Stated task —
Output the material below in full, exactly as it is.

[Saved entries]
--- Begin ---

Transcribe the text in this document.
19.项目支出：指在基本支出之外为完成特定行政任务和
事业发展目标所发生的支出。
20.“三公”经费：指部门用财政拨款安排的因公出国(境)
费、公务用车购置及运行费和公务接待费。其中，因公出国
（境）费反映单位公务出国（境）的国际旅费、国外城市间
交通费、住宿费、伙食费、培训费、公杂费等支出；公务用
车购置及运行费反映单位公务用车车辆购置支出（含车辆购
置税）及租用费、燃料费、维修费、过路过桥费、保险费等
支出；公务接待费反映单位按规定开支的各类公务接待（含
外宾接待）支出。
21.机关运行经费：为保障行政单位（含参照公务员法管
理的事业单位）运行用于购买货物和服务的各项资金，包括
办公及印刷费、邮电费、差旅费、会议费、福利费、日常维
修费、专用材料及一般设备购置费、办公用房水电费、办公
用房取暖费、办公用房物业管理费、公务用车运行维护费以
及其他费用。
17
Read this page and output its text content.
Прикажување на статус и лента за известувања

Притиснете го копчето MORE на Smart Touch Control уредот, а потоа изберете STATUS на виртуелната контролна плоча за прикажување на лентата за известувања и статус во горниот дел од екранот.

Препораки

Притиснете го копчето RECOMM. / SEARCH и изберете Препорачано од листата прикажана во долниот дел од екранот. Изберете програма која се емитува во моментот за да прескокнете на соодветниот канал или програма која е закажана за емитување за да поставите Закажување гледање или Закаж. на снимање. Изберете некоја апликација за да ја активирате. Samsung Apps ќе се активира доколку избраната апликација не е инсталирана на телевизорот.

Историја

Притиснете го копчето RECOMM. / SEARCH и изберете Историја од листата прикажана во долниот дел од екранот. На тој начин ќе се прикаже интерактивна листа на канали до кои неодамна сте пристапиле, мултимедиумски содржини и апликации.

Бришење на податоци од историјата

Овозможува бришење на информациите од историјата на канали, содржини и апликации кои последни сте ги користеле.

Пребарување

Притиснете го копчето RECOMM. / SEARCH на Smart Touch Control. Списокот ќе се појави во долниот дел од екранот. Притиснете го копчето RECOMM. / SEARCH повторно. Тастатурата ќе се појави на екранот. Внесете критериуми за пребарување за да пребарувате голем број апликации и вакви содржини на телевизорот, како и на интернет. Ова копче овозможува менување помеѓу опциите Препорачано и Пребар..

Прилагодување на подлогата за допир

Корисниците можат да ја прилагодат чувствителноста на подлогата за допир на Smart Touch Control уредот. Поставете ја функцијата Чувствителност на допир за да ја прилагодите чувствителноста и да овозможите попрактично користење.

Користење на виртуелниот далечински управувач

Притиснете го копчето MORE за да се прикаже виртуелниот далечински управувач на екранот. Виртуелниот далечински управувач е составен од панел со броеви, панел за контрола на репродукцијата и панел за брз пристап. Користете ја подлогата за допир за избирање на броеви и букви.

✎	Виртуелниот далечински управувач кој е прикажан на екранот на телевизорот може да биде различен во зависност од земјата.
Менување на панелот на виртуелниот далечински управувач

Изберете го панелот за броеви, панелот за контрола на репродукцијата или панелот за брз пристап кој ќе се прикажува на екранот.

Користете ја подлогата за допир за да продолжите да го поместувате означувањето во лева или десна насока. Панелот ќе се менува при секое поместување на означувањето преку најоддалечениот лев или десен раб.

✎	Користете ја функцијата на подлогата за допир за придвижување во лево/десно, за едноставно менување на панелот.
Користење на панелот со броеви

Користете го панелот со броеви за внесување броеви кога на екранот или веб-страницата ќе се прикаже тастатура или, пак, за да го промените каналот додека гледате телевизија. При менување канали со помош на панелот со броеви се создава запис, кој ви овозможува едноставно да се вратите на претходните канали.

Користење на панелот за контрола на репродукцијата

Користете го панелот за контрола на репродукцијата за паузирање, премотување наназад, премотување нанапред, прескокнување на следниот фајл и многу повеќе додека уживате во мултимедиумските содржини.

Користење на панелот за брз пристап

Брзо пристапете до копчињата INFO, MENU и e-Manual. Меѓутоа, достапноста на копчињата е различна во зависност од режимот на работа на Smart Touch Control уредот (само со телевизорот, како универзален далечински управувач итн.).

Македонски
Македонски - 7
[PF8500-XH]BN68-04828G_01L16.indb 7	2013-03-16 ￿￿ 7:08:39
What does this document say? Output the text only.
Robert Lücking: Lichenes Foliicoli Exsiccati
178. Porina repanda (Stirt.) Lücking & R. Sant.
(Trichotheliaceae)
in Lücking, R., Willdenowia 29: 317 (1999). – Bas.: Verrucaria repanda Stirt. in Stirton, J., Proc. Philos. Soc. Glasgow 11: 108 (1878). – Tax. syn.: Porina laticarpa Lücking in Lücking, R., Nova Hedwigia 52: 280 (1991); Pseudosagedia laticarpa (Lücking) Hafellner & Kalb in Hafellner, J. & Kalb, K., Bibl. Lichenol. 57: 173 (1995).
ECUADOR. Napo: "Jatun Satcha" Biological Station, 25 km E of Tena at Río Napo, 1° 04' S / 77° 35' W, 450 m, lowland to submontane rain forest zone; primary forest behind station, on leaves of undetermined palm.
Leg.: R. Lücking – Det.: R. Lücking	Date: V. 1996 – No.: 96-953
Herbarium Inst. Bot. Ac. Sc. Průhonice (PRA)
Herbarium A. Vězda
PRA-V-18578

--- End ---

Exercise response —
Transcribe the text in this document.
19.项目支出：指在基本支出之外为完成特定行政任务和
事业发展目标所发生的支出。
20.“三公”经费：指部门用财政拨款安排的因公出国(境)
费、公务用车购置及运行费和公务接待费。其中，因公出国
（境）费反映单位公务出国（境）的国际旅费、国外城市间
交通费、住宿费、伙食费、培训费、公杂费等支出；公务用
车购置及运行费反映单位公务用车车辆购置支出（含车辆购
置税）及租用费、燃料费、维修费、过路过桥费、保险费等
支出；公务接待费反映单位按规定开支的各类公务接待（含
外宾接待）支出。
21.机关运行经费：为保障行政单位（含参照公务员法管
理的事业单位）运行用于购买货物和服务的各项资金，包括
办公及印刷费、邮电费、差旅费、会议费、福利费、日常维
修费、专用材料及一般设备购置费、办公用房水电费、办公
用房取暖费、办公用房物业管理费、公务用车运行维护费以
及其他费用。
17
Read this page and output its text content.
Прикажување на статус и лента за известувања

Притиснете го копчето MORE на Smart Touch Control уредот, а потоа изберете STATUS на виртуелната контролна плоча за прикажување на лентата за известувања и статус во горниот дел од екранот.

Препораки

Притиснете го копчето RECOMM. / SEARCH и изберете Препорачано од листата прикажана во долниот дел од екранот. Изберете програма која се емитува во моментот за да прескокнете на соодветниот канал или програма која е закажана за емитување за да поставите Закажување гледање или Закаж. на снимање. Изберете некоја апликација за да ја активирате. Samsung Apps ќе се активира доколку избраната апликација не е инсталирана на телевизорот.

Историја

Притиснете го копчето RECOMM. / SEARCH и изберете Историја од листата прикажана во долниот дел од екранот. На тој начин ќе се прикаже интерактивна листа на канали до кои неодамна сте пристапиле, мултимедиумски содржини и апликации.

Бришење на податоци од историјата

Овозможува бришење на информациите од историјата на канали, содржини и апликации кои последни сте ги користеле.

Пребарување

Притиснете го копчето RECOMM. / SEARCH на Smart Touch Control. Списокот ќе се појави во долниот дел од екранот. Притиснете го копчето RECOMM. / SEARCH повторно. Тастатурата ќе се појави на екранот. Внесете критериуми за пребарување за да пребарувате голем број апликации и вакви содржини на телевизорот, како и на интернет. Ова копче овозможува менување помеѓу опциите Препорачано и Пребар..

Прилагодување на подлогата за допир

Корисниците можат да ја прилагодат чувствителноста на подлогата за допир на Smart Touch Control уредот. Поставете ја функцијата Чувствителност на допир за да ја прилагодите чувствителноста и да овозможите попрактично користење.

Користење на виртуелниот далечински управувач

Притиснете го копчето MORE за да се прикаже виртуелниот далечински управувач на екранот. Виртуелниот далечински управувач е составен од панел со броеви, панел за контрола на репродукцијата и панел за брз пристап. Користете ја подлогата за допир за избирање на броеви и букви.

✎	Виртуелниот далечински управувач кој е прикажан на екранот на телевизорот може да биде различен во зависност од земјата.
Менување на панелот на виртуелниот далечински управувач

Изберете го панелот за броеви, панелот за контрола на репродукцијата или панелот за брз пристап кој ќе се прикажува на екранот.

Користете ја подлогата за допир за да продолжите да го поместувате означувањето во лева или десна насока. Панелот ќе се менува при секое поместување на означувањето преку најоддалечениот лев или десен раб.

✎	Користете ја функцијата на подлогата за допир за придвижување во лево/десно, за едноставно менување на панелот.
Користење на панелот со броеви

Користете го панелот со броеви за внесување броеви кога на екранот или веб-страницата ќе се прикаже тастатура или, пак, за да го промените каналот додека гледате телевизија. При менување канали со помош на панелот со броеви се создава запис, кој ви овозможува едноставно да се вратите на претходните канали.

Користење на панелот за контрола на репродукцијата

Користете го панелот за контрола на репродукцијата за паузирање, премотување наназад, премотување нанапред, прескокнување на следниот фајл и многу повеќе додека уживате во мултимедиумските содржини.

Користење на панелот за брз пристап

Брзо пристапете до копчињата INFO, MENU и e-Manual. Меѓутоа, достапноста на копчињата е различна во зависност од режимот на работа на Smart Touch Control уредот (само со телевизорот, како универзален далечински управувач итн.).

Македонски
Македонски - 7
[PF8500-XH]BN68-04828G_01L16.indb 7	2013-03-16 ￿￿ 7:08:39
What does this document say? Output the text only.
Robert Lücking: Lichenes Foliicoli Exsiccati
178. Porina repanda (Stirt.) Lücking & R. Sant.
(Trichotheliaceae)
in Lücking, R., Willdenowia 29: 317 (1999). – Bas.: Verrucaria repanda Stirt. in Stirton, J., Proc. Philos. Soc. Glasgow 11: 108 (1878). – Tax. syn.: Porina laticarpa Lücking in Lücking, R., Nova Hedwigia 52: 280 (1991); Pseudosagedia laticarpa (Lücking) Hafellner & Kalb in Hafellner, J. & Kalb, K., Bibl. Lichenol. 57: 173 (1995).
ECUADOR. Napo: "Jatun Satcha" Biological Station, 25 km E of Tena at Río Napo, 1° 04' S / 77° 35' W, 450 m, lowland to submontane rain forest zone; primary forest behind station, on leaves of undetermined palm.
Leg.: R. Lücking – Det.: R. Lücking	Date: V. 1996 – No.: 96-953
Herbarium Inst. Bot. Ac. Sc. Průhonice (PRA)
Herbarium A. Vězda
PRA-V-18578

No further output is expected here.